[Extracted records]
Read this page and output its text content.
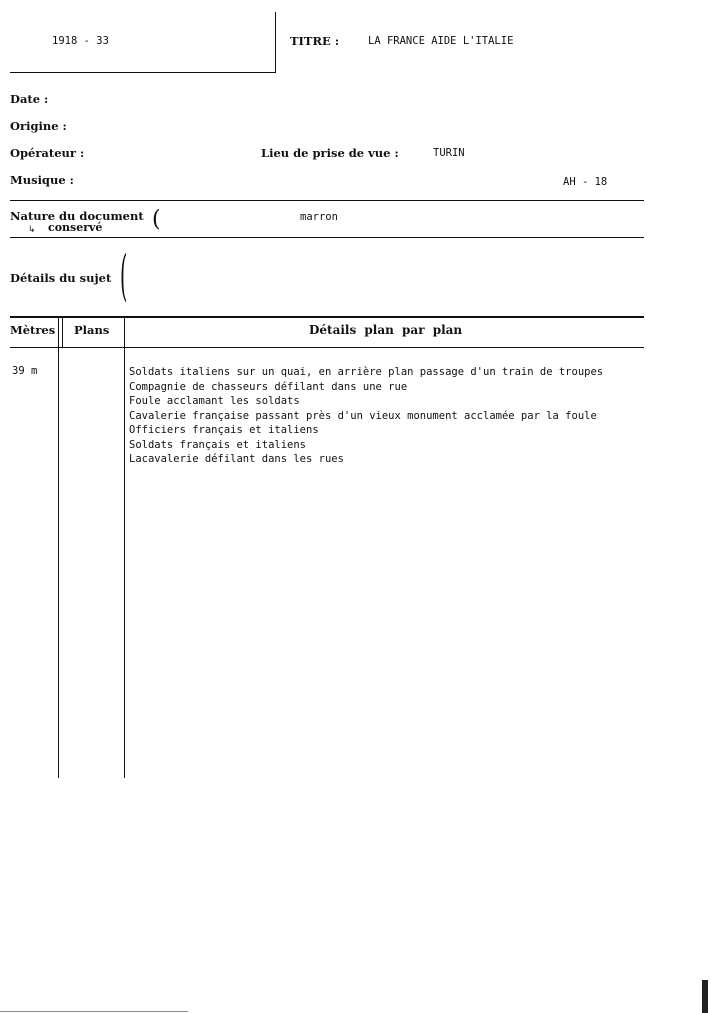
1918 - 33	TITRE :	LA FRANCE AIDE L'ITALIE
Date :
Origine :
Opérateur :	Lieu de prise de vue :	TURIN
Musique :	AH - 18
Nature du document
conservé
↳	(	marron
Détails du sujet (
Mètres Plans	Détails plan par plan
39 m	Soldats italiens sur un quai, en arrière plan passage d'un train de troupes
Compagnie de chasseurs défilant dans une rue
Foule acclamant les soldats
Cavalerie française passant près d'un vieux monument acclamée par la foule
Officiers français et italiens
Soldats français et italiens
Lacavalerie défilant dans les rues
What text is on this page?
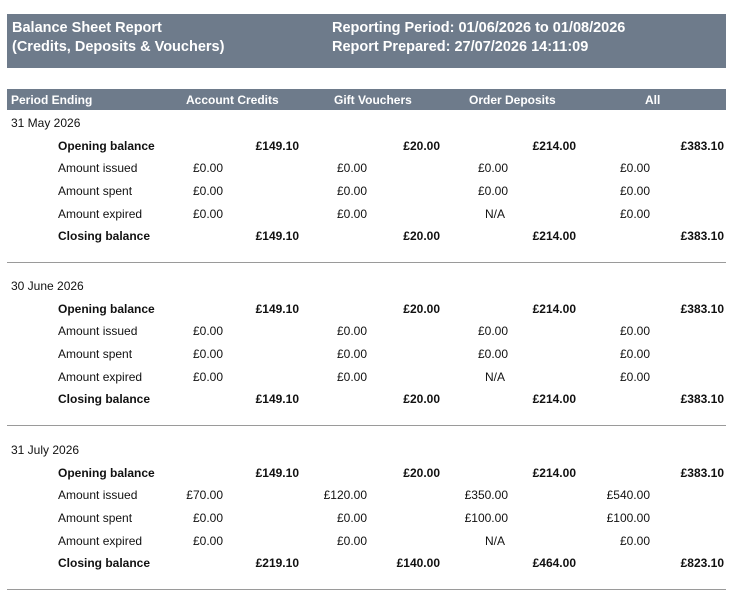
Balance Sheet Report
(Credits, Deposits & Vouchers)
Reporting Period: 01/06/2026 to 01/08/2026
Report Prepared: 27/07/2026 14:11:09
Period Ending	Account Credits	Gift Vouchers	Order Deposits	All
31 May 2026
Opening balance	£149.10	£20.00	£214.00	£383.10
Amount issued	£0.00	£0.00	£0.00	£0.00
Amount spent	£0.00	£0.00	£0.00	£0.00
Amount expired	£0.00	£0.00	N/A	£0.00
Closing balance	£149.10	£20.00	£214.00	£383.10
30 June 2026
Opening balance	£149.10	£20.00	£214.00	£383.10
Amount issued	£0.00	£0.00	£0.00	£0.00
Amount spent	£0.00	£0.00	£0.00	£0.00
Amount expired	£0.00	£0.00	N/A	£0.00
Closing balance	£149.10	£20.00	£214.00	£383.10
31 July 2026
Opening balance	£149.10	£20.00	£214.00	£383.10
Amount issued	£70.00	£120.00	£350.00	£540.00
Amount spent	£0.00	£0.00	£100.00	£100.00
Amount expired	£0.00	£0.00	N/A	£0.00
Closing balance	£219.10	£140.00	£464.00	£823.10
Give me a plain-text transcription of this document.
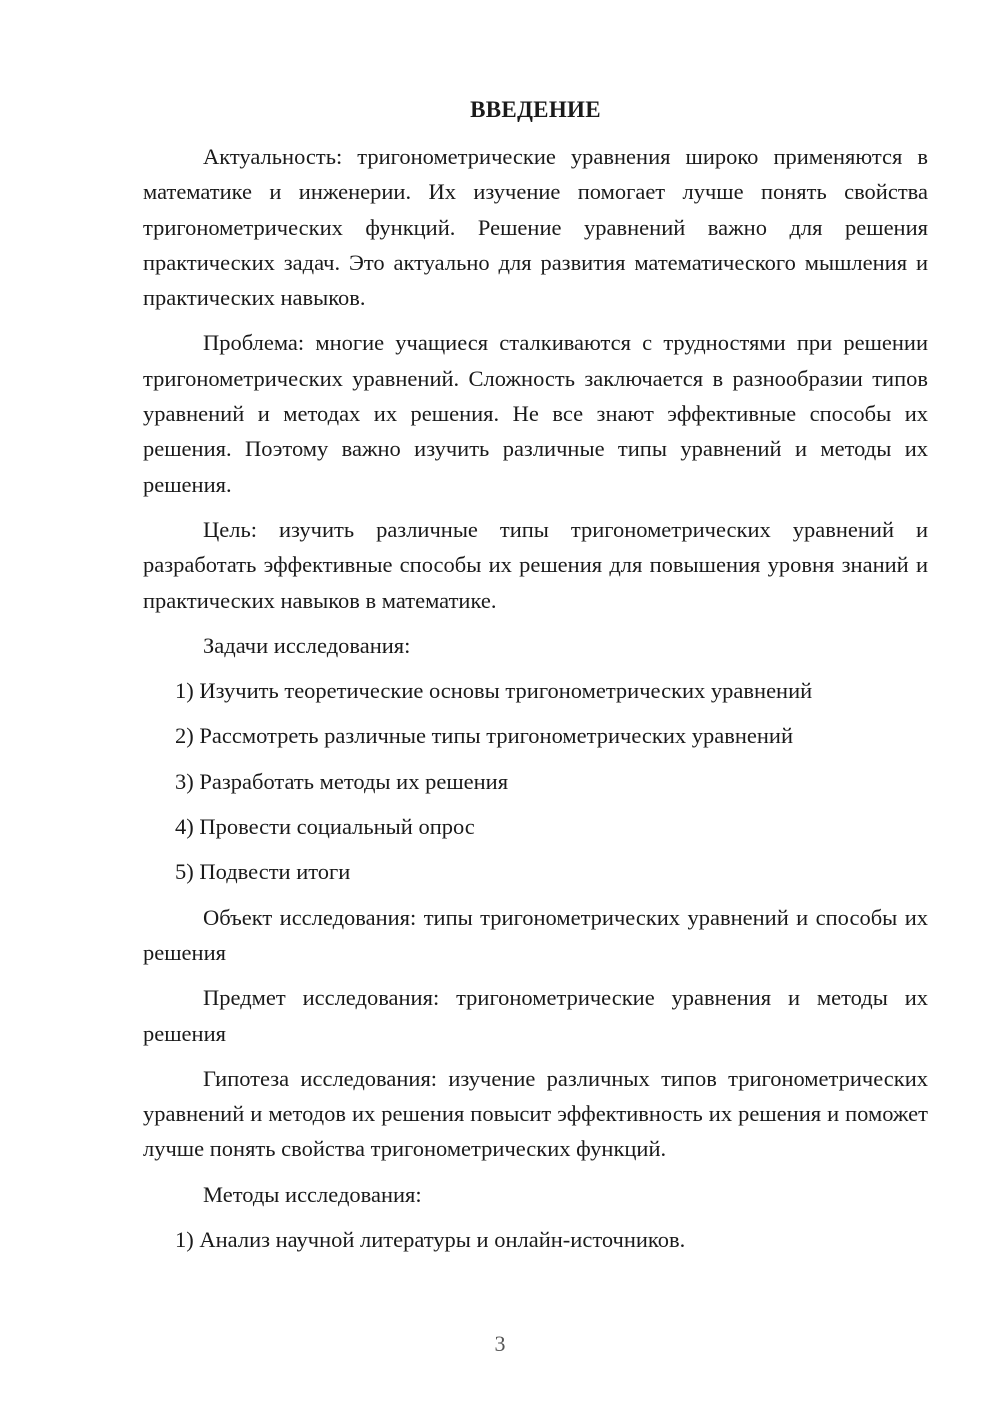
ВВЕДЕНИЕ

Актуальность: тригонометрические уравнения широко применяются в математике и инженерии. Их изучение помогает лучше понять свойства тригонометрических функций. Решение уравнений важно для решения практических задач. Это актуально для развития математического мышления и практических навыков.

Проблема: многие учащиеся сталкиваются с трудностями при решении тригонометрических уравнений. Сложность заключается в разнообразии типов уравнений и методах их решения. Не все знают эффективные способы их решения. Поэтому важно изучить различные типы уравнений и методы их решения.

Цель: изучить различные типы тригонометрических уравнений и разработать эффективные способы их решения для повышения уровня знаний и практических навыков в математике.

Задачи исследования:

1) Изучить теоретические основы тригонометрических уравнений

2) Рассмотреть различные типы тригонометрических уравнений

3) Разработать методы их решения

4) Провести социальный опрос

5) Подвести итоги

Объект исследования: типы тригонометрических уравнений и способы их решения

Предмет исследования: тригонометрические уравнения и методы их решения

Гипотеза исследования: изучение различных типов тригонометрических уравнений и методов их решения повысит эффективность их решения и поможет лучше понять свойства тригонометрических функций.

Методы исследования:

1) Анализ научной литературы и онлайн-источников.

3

-- Exercise aim --
Restate the data above exactly, stripping out each image.

-- Complete answer --
Read this page and output its text content.
1918 - 33	TITRE :	LA FRANCE AIDE L'ITALIE
Date :
Origine :
Opérateur :	Lieu de prise de vue :	TURIN
Musique :	AH - 18
Nature du document
conservé
↳	(	marron
Détails du sujet (
Mètres Plans	Détails plan par plan
39 m	Soldats italiens sur un quai, en arrière plan passage d'un train de troupes
Compagnie de chasseurs défilant dans une rue
Foule acclamant les soldats
Cavalerie française passant près d'un vieux monument acclamée par la foule
Officiers français et italiens
Soldats français et italiens
Lacavalerie défilant dans les rues
What text is on this page?
Balance Sheet Report
(Credits, Deposits & Vouchers)
Reporting Period: 01/06/2026 to 01/08/2026
Report Prepared: 27/07/2026 14:11:09
Period Ending	Account Credits	Gift Vouchers	Order Deposits	All
31 May 2026
Opening balance	£149.10	£20.00	£214.00	£383.10
Amount issued	£0.00	£0.00	£0.00	£0.00
Amount spent	£0.00	£0.00	£0.00	£0.00
Amount expired	£0.00	£0.00	N/A	£0.00
Closing balance	£149.10	£20.00	£214.00	£383.10
30 June 2026
Opening balance	£149.10	£20.00	£214.00	£383.10
Amount issued	£0.00	£0.00	£0.00	£0.00
Amount spent	£0.00	£0.00	£0.00	£0.00
Amount expired	£0.00	£0.00	N/A	£0.00
Closing balance	£149.10	£20.00	£214.00	£383.10
31 July 2026
Opening balance	£149.10	£20.00	£214.00	£383.10
Amount issued	£70.00	£120.00	£350.00	£540.00
Amount spent	£0.00	£0.00	£100.00	£100.00
Amount expired	£0.00	£0.00	N/A	£0.00
Closing balance	£219.10	£140.00	£464.00	£823.10
Give me a plain-text transcription of this document.
ВВЕДЕНИЕ

Актуальность: тригонометрические уравнения широко применяются в математике и инженерии. Их изучение помогает лучше понять свойства тригонометрических функций. Решение уравнений важно для решения практических задач. Это актуально для развития математического мышления и практических навыков.

Проблема: многие учащиеся сталкиваются с трудностями при решении тригонометрических уравнений. Сложность заключается в разнообразии типов уравнений и методах их решения. Не все знают эффективные способы их решения. Поэтому важно изучить различные типы уравнений и методы их решения.

Цель: изучить различные типы тригонометрических уравнений и разработать эффективные способы их решения для повышения уровня знаний и практических навыков в математике.

Задачи исследования:

1) Изучить теоретические основы тригонометрических уравнений

2) Рассмотреть различные типы тригонометрических уравнений

3) Разработать методы их решения

4) Провести социальный опрос

5) Подвести итоги

Объект исследования: типы тригонометрических уравнений и способы их решения

Предмет исследования: тригонометрические уравнения и методы их решения

Гипотеза исследования: изучение различных типов тригонометрических уравнений и методов их решения повысит эффективность их решения и поможет лучше понять свойства тригонометрических функций.

Методы исследования:

1) Анализ научной литературы и онлайн-источников.

3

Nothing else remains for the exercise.